*** Records provided Section Begins ***

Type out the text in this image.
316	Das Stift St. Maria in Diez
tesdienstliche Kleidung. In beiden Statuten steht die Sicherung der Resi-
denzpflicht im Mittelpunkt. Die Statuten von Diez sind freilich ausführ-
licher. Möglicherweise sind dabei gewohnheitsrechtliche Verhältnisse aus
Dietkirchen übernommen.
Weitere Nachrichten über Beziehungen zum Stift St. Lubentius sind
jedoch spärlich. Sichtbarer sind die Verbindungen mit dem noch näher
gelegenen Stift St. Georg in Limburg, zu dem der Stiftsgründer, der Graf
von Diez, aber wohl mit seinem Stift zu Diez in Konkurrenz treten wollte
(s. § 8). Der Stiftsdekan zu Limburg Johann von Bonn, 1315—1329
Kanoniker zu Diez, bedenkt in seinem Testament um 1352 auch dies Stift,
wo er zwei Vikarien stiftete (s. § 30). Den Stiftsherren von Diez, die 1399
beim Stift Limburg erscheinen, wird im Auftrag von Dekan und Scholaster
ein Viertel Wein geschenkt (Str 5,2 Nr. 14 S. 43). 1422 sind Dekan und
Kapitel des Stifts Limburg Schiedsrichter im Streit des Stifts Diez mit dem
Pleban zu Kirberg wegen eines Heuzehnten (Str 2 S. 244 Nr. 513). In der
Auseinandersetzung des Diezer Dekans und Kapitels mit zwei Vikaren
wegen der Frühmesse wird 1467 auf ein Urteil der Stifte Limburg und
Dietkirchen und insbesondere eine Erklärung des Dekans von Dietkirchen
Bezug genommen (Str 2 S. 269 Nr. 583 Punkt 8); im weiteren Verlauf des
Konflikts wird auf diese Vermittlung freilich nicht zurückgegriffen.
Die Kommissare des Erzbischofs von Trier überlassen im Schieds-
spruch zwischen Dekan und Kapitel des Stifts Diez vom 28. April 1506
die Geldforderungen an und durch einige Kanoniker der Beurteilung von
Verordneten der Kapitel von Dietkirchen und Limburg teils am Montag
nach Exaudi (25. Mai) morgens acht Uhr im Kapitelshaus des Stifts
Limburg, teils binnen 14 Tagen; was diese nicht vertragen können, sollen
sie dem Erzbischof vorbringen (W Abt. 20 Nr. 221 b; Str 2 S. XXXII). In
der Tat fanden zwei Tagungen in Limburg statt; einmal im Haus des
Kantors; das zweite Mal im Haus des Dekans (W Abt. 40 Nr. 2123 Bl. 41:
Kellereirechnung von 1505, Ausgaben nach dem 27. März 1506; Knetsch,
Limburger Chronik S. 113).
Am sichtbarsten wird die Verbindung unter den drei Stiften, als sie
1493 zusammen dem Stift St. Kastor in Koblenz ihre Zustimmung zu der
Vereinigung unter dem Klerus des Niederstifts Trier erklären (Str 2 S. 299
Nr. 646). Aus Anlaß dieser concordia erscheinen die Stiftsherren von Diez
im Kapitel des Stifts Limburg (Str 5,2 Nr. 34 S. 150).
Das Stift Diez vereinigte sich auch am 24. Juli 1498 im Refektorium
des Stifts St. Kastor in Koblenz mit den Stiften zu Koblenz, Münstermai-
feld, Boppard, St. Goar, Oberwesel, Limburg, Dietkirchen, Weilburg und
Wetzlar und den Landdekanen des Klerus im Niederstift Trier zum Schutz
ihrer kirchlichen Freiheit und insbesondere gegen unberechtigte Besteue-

*** Records provided Section Ends ***

▸ Work required:
If a line of the records holds the word "unter", count it; report only the total.

▸ Expected output:
2